Extracted records

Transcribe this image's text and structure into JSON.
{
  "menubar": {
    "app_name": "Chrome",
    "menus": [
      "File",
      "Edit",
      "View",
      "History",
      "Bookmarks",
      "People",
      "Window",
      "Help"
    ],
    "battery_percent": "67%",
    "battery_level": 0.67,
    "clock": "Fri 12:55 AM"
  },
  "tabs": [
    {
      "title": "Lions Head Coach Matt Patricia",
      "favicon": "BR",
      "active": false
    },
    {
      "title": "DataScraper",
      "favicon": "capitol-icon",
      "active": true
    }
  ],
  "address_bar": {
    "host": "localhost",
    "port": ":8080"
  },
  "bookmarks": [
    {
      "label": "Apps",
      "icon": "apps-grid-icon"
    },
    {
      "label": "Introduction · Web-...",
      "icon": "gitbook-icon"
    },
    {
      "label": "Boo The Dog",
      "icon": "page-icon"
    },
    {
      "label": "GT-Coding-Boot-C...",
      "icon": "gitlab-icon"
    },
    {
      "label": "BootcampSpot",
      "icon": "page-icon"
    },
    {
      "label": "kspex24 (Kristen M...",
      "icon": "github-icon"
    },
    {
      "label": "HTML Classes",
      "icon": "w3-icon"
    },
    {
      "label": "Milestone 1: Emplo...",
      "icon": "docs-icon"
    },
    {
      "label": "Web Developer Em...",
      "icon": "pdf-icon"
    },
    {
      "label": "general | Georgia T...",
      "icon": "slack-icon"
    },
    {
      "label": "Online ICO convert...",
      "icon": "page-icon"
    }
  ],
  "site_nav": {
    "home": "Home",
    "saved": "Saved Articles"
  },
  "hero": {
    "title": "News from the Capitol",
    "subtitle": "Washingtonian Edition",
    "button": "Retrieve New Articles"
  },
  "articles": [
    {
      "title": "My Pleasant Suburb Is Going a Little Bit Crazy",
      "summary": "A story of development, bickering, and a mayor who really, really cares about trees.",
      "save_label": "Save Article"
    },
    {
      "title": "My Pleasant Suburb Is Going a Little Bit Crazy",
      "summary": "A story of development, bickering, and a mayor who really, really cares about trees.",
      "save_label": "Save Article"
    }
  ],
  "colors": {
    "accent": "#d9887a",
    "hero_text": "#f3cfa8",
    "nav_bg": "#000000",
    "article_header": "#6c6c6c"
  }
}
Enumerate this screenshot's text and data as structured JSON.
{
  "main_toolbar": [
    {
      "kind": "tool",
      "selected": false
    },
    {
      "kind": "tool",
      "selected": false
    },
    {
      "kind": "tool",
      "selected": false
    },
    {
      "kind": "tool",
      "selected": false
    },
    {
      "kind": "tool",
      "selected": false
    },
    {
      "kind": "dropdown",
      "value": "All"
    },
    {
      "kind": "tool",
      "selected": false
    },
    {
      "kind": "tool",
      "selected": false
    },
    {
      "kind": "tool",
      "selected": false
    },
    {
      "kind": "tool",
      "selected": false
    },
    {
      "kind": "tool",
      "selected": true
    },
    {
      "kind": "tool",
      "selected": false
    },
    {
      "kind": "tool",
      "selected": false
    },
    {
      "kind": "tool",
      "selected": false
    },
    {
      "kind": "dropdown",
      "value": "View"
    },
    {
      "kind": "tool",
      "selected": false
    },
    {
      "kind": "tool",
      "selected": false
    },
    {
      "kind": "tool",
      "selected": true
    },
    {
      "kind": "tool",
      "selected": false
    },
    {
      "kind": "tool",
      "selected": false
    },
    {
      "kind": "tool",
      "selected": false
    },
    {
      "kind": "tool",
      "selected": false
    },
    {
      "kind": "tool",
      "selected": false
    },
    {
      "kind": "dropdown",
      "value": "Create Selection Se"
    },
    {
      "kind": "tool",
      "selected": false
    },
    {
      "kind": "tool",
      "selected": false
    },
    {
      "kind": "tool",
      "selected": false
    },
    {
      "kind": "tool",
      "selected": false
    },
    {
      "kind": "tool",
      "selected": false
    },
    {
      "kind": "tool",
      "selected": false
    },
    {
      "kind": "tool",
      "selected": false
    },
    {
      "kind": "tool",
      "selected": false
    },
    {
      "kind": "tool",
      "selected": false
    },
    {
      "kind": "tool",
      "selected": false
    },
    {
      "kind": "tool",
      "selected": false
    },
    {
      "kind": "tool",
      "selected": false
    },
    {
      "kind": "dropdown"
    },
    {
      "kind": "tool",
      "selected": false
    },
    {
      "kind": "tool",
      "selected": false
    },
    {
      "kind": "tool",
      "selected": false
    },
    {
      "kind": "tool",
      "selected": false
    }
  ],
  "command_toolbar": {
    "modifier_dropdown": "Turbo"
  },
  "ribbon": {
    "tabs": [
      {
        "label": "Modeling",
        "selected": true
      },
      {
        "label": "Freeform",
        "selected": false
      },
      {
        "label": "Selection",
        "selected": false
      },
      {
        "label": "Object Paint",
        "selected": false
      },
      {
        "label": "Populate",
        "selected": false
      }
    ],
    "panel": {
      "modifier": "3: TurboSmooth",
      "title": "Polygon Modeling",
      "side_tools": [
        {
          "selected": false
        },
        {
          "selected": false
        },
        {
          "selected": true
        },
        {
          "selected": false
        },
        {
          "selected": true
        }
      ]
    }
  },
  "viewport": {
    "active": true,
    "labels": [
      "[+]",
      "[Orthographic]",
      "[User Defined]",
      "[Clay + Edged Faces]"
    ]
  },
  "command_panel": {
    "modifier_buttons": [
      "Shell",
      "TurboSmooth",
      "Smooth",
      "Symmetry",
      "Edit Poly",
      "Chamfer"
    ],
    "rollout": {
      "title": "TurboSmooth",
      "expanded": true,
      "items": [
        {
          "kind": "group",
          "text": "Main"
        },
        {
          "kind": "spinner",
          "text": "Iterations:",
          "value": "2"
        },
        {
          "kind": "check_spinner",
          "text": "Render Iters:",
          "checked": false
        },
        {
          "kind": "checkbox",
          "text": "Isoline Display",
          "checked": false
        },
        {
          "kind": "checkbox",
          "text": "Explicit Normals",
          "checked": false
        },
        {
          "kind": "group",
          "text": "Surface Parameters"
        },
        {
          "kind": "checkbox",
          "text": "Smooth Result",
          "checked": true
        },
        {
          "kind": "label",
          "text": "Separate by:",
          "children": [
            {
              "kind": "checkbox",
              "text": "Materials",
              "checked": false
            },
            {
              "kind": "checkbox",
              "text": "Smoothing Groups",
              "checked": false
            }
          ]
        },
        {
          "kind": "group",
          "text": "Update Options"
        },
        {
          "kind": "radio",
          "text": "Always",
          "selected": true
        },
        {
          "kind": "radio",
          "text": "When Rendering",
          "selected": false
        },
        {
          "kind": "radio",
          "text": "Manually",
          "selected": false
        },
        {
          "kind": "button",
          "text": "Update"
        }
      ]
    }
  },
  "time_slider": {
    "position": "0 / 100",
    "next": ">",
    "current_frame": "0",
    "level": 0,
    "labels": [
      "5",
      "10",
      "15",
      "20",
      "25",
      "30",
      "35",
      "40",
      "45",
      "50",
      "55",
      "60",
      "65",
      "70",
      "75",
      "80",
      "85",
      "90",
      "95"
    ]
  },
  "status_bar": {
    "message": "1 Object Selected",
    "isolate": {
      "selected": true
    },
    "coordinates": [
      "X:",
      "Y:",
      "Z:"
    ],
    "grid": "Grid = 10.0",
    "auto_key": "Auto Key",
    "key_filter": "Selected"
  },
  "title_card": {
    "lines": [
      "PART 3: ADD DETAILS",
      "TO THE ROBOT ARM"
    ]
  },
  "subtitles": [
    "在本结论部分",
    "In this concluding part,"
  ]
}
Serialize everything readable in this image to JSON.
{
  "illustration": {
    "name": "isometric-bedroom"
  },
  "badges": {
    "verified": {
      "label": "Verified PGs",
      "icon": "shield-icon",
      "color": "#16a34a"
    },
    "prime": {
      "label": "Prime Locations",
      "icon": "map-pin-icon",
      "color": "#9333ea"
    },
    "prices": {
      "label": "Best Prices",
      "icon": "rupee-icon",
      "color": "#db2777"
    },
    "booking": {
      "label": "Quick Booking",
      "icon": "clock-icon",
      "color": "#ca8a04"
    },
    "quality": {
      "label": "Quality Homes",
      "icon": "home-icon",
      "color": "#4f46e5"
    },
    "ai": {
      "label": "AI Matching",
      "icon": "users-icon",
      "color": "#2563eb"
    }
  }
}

## [STATED PROBLEM]
Of the lines above, copy each that contains "TurboSmooth".

## [REPLY TO THE TASK]
      "modifier": "3: TurboSmooth",
      "TurboSmooth",
      "title": "TurboSmooth",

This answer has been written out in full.